Brief: Select lines where the word "percentile" appears.

Records about charts and figures
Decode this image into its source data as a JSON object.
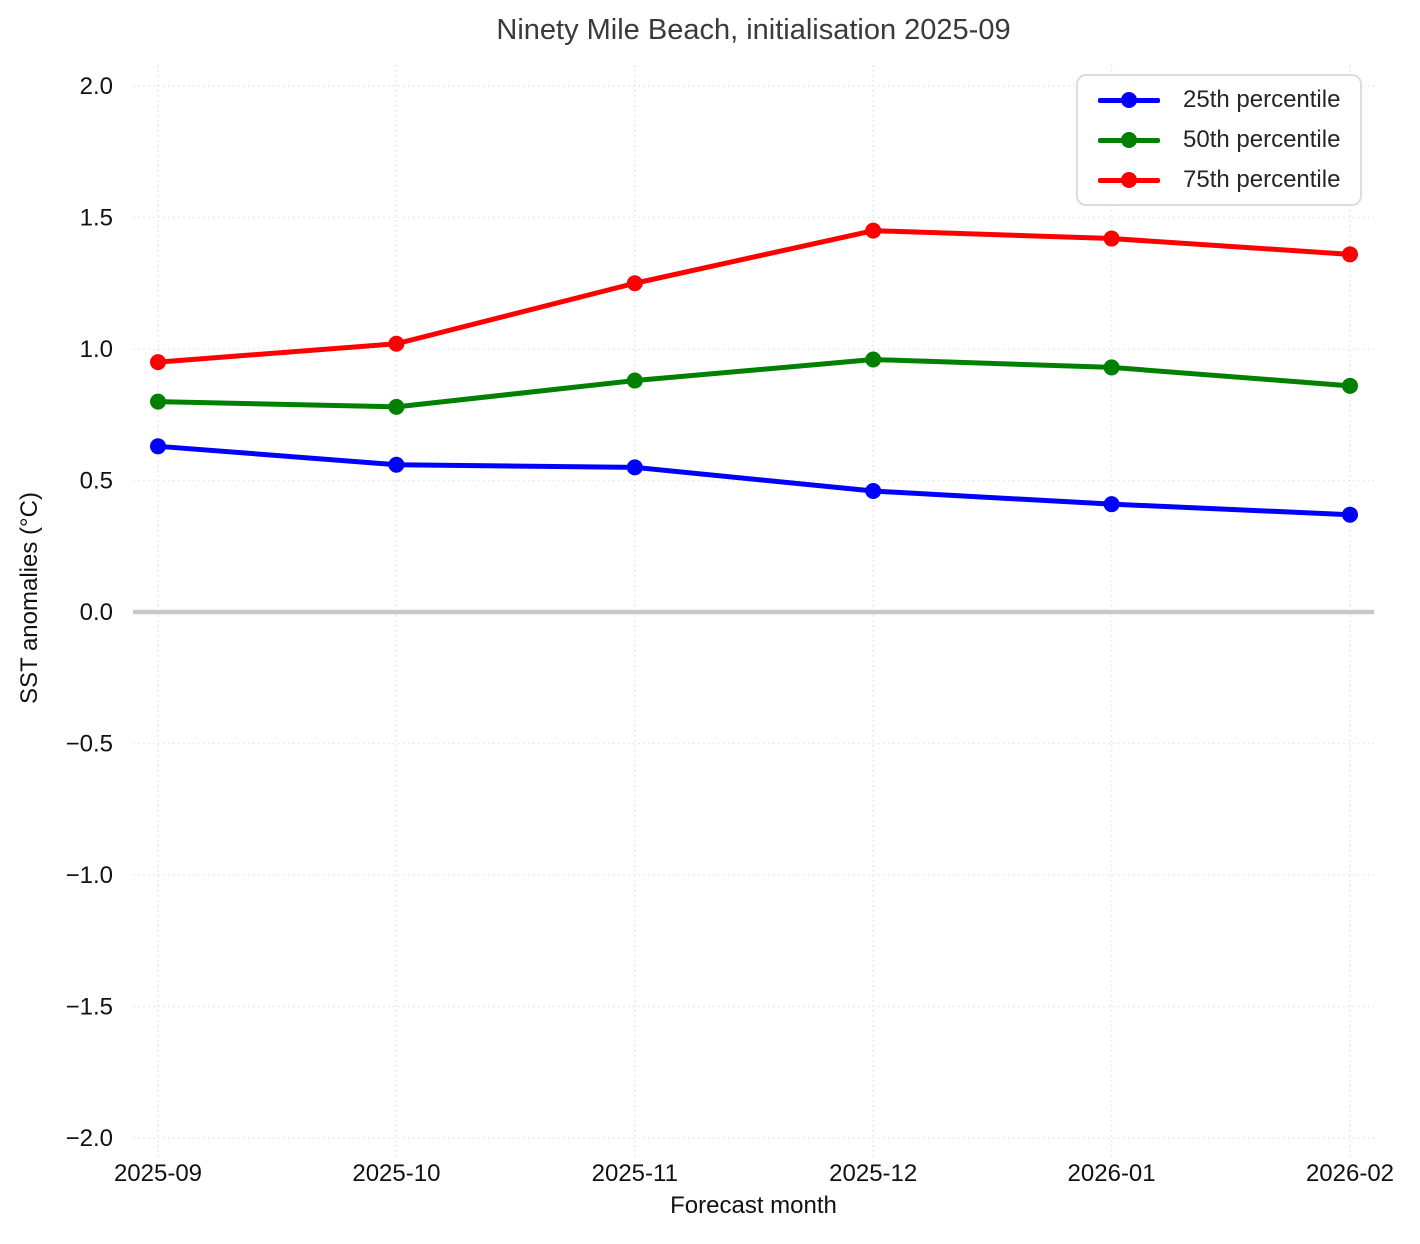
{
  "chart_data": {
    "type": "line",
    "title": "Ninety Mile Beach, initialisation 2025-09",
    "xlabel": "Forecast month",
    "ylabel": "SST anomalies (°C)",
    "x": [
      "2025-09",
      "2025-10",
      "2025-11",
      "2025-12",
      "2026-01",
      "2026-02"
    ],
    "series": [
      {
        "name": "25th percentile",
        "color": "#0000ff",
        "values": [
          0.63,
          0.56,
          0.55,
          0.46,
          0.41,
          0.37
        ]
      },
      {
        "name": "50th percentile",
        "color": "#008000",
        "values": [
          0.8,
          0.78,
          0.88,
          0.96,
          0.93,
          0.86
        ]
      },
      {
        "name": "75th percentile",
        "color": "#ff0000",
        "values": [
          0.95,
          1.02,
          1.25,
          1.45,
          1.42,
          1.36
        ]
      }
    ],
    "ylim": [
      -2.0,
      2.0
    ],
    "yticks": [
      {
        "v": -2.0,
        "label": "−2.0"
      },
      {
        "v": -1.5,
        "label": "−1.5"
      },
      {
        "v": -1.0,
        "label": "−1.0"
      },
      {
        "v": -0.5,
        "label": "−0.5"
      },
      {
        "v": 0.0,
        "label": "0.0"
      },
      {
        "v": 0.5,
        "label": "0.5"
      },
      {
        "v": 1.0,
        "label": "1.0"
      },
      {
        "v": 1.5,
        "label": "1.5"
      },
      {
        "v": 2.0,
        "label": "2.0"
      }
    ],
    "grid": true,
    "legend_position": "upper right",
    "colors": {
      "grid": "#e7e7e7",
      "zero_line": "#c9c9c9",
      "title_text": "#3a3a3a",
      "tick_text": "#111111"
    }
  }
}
--
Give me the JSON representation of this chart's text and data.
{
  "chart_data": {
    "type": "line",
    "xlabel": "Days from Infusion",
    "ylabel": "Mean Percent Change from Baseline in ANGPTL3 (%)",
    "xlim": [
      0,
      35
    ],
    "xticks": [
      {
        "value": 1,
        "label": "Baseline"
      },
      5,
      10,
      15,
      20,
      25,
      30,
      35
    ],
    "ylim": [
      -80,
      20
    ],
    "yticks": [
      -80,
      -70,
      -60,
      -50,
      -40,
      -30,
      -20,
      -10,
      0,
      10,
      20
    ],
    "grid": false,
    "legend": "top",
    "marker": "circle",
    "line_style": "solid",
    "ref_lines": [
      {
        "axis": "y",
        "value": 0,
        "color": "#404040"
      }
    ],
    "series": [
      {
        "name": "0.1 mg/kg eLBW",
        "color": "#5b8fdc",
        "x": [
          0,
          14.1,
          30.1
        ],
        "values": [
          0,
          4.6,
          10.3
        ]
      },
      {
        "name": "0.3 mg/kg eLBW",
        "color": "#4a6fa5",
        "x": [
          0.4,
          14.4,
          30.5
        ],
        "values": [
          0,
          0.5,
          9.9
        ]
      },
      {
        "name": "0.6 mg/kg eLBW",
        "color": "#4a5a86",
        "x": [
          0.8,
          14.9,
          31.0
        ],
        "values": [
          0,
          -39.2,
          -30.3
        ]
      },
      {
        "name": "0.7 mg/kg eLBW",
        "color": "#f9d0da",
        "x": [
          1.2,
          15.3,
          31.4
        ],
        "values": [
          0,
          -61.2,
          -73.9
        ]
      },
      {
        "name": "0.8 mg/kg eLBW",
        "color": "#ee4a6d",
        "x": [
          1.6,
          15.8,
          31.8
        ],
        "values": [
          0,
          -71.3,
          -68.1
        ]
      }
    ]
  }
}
==
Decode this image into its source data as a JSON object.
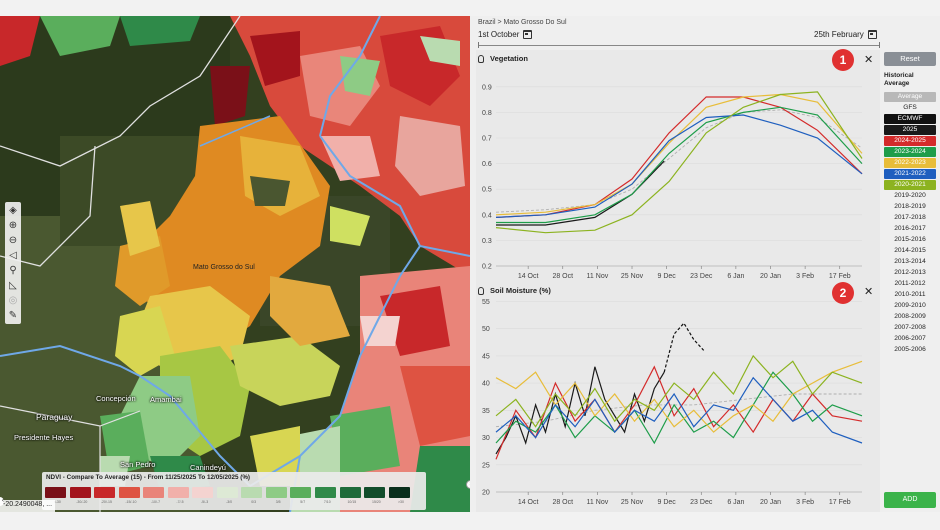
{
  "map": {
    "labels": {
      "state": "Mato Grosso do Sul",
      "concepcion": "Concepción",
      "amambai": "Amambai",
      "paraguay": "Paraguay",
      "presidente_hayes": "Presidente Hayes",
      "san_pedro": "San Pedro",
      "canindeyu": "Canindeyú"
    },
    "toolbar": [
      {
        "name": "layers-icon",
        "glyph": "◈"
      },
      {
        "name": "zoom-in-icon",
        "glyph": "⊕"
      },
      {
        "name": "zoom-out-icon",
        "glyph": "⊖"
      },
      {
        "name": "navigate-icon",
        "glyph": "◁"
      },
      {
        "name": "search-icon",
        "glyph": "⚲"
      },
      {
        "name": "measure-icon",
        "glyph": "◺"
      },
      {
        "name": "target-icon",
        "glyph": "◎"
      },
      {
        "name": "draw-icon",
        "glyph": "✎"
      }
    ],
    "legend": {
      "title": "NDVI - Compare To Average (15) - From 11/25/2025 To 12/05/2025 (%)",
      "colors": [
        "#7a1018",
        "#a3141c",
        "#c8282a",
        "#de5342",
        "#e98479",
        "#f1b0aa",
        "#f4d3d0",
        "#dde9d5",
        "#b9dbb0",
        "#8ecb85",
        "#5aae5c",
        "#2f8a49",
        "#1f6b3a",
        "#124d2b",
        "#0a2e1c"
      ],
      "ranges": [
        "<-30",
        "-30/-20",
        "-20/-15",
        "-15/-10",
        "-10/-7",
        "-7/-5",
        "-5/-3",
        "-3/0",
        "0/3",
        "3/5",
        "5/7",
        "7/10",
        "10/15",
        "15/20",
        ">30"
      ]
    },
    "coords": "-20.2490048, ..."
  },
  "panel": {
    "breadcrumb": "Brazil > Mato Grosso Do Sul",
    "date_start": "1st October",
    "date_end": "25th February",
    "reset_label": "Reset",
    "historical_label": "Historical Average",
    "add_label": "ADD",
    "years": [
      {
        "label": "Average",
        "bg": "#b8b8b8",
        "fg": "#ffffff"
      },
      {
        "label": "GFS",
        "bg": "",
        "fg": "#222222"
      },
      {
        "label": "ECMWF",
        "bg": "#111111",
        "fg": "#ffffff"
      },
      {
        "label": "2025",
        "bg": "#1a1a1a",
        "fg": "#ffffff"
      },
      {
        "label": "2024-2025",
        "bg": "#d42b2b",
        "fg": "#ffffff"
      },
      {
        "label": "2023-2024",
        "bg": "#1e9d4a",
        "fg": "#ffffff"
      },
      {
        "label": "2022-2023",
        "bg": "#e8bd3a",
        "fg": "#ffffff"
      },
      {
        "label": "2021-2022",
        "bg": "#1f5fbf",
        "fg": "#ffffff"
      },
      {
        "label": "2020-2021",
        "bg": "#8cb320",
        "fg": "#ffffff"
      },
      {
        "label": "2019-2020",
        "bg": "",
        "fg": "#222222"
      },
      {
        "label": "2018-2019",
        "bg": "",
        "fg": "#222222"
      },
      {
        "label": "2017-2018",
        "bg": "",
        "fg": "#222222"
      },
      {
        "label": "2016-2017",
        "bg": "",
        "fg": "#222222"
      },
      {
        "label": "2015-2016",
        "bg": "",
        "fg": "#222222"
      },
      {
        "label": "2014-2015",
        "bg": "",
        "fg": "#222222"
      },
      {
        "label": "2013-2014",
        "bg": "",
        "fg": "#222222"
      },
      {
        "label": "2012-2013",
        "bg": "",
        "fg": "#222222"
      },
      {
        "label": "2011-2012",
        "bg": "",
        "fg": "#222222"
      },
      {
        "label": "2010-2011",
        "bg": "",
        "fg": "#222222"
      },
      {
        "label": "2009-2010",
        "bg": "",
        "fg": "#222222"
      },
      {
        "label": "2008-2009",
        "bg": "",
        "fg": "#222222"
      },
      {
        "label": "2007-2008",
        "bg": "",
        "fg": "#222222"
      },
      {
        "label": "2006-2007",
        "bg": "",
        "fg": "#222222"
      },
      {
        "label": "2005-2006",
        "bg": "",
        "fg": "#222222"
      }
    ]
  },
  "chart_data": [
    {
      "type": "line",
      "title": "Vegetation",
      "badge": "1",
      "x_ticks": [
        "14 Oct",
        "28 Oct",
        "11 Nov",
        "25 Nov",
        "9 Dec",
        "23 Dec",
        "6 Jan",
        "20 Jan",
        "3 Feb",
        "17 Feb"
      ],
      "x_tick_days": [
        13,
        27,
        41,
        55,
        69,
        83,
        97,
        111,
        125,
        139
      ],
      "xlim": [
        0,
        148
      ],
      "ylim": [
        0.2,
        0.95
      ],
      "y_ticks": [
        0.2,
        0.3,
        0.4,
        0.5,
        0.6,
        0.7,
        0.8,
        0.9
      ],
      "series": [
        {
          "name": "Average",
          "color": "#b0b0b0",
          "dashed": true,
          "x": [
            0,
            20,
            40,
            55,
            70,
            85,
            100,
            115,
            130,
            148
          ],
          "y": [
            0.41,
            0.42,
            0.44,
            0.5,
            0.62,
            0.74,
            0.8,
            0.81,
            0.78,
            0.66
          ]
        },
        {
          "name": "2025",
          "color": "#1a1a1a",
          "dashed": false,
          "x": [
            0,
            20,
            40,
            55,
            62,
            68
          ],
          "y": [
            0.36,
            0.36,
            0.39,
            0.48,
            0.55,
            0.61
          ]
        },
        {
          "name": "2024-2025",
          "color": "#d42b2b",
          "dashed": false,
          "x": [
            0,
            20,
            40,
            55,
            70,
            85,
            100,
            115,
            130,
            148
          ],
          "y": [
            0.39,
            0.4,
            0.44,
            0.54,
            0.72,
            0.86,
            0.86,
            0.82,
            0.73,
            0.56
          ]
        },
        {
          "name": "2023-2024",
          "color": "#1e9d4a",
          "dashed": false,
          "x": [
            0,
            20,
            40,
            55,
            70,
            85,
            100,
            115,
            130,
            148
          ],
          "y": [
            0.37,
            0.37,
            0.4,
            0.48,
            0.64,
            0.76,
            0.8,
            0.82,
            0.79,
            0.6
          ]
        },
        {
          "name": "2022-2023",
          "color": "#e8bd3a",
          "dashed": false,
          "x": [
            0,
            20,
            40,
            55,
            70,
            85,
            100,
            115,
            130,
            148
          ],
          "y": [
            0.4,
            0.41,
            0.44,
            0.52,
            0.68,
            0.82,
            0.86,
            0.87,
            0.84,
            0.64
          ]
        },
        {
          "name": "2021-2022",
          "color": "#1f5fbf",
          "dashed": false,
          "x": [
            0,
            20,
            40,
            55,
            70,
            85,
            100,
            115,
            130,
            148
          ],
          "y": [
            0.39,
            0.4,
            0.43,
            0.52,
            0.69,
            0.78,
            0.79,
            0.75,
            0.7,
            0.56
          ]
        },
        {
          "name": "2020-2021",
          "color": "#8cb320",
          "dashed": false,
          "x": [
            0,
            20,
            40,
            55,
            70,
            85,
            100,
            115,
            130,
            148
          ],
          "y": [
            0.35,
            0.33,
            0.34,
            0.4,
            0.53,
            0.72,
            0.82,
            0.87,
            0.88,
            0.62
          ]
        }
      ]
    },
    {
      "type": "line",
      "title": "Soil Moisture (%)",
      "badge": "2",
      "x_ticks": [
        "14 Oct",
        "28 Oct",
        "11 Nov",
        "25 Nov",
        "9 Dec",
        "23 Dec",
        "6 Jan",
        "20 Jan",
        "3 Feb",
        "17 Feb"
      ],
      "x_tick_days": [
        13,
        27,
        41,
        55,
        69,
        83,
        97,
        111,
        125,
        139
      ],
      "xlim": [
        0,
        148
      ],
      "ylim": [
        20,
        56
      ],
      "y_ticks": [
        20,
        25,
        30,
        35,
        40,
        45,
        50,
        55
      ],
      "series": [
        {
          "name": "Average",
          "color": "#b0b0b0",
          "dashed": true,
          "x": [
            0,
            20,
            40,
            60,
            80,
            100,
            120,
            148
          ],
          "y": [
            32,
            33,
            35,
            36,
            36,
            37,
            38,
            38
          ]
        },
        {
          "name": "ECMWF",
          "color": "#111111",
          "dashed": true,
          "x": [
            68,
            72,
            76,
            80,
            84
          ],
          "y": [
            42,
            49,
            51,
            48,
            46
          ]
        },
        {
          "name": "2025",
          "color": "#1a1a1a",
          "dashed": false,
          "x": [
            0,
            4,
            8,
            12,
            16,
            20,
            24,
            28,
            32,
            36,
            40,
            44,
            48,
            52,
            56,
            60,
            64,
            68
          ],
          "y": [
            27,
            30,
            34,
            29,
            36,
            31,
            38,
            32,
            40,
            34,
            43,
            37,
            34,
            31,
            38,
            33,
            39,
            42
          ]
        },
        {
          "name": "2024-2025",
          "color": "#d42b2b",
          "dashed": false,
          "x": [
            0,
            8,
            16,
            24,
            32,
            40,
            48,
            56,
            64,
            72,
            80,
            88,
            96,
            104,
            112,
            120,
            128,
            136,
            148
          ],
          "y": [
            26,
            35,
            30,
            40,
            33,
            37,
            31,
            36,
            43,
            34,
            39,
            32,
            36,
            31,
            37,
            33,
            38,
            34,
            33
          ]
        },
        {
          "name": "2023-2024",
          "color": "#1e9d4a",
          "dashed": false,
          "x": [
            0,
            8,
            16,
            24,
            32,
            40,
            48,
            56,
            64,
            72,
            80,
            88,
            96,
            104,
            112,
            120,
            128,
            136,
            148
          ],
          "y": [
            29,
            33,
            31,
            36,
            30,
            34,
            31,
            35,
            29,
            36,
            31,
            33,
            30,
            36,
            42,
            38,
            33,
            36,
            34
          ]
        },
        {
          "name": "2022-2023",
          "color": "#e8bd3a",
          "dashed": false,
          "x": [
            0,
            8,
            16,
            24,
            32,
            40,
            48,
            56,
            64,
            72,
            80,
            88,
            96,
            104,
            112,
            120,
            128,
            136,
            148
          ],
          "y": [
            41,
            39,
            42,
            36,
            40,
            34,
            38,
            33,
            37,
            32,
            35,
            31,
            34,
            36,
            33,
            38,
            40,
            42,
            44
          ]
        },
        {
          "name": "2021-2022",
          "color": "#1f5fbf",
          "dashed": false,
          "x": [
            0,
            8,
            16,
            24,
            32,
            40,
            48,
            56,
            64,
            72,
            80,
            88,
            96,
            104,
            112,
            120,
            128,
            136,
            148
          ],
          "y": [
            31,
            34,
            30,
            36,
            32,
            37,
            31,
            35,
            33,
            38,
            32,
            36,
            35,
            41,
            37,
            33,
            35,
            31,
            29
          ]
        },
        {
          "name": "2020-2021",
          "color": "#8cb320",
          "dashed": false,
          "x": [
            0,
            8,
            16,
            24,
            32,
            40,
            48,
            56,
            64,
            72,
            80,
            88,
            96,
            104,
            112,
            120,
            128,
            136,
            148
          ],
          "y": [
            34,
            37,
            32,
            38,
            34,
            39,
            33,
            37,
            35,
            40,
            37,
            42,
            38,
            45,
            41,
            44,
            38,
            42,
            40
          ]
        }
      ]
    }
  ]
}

Output:
        "name": "25th percentile",
        "name": "50th percentile",
        "name": "75th percentile",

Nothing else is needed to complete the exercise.